(begin)
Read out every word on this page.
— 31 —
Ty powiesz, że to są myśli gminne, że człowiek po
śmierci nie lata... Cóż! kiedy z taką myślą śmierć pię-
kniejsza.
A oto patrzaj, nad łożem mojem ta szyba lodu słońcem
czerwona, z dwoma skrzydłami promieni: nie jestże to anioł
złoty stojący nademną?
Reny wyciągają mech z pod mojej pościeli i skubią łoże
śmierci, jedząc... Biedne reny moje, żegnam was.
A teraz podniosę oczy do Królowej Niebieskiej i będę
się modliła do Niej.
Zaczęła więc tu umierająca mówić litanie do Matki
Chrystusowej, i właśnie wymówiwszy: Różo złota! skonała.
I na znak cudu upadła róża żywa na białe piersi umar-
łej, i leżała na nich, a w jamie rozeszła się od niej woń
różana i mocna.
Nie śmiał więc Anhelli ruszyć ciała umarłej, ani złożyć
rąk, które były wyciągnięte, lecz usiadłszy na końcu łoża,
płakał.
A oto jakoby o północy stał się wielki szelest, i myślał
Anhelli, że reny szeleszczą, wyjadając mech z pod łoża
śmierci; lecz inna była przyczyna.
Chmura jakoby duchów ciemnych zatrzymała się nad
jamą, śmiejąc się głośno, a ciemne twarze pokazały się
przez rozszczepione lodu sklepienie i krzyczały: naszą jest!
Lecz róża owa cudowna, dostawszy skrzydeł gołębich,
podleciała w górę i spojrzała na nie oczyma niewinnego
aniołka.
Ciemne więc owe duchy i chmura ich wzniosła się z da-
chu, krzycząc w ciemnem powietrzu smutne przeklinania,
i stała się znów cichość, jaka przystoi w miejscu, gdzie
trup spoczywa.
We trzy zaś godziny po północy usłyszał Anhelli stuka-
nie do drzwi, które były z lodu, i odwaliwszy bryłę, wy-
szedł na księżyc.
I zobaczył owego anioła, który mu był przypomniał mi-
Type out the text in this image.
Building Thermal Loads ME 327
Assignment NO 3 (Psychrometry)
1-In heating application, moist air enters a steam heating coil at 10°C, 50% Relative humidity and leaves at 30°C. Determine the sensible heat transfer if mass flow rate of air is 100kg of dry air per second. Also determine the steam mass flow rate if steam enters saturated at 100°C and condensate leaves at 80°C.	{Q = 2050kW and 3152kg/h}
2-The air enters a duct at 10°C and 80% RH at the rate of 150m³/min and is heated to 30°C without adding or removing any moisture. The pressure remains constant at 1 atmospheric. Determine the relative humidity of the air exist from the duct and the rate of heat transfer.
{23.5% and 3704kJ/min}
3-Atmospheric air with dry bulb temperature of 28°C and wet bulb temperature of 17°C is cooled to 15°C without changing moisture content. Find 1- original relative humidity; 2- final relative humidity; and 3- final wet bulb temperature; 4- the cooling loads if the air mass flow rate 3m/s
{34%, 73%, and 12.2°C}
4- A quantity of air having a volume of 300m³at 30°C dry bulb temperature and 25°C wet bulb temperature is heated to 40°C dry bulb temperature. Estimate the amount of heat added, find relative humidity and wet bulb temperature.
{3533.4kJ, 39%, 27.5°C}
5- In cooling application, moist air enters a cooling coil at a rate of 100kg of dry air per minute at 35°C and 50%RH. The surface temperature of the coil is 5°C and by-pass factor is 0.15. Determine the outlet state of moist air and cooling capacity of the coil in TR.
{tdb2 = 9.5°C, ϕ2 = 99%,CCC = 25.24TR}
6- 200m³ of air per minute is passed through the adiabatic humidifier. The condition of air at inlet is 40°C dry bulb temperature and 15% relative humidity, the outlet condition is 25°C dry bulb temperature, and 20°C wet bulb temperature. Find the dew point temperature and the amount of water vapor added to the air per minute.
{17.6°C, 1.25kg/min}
(end)
▸ Given exercise:
In the material above, show every line where the word "temperature" turns up.

▸ Answer to this problem:
3-Atmospheric air with dry bulb temperature of 28°C and wet bulb temperature of 17°C is cooled to 15°C without changing moisture content. Find 1- original relative humidity; 2- final relative humidity; and 3- final wet bulb temperature; 4- the cooling loads if the air mass flow rate 3m/s
4- A quantity of air having a volume of 300m³at 30°C dry bulb temperature and 25°C wet bulb temperature is heated to 40°C dry bulb temperature. Estimate the amount of heat added, find relative humidity and wet bulb temperature.
5- In cooling application, moist air enters a cooling coil at a rate of 100kg of dry air per minute at 35°C and 50%RH. The surface temperature of the coil is 5°C and by-pass factor is 0.15. Determine the outlet state of moist air and cooling capacity of the coil in TR.
6- 200m³ of air per minute is passed through the adiabatic humidifier. The condition of air at inlet is 40°C dry bulb temperature and 15% relative humidity, the outlet condition is 25°C dry bulb temperature, and 20°C wet bulb temperature. Find the dew point temperature and the amount of water vapor added to the air per minute.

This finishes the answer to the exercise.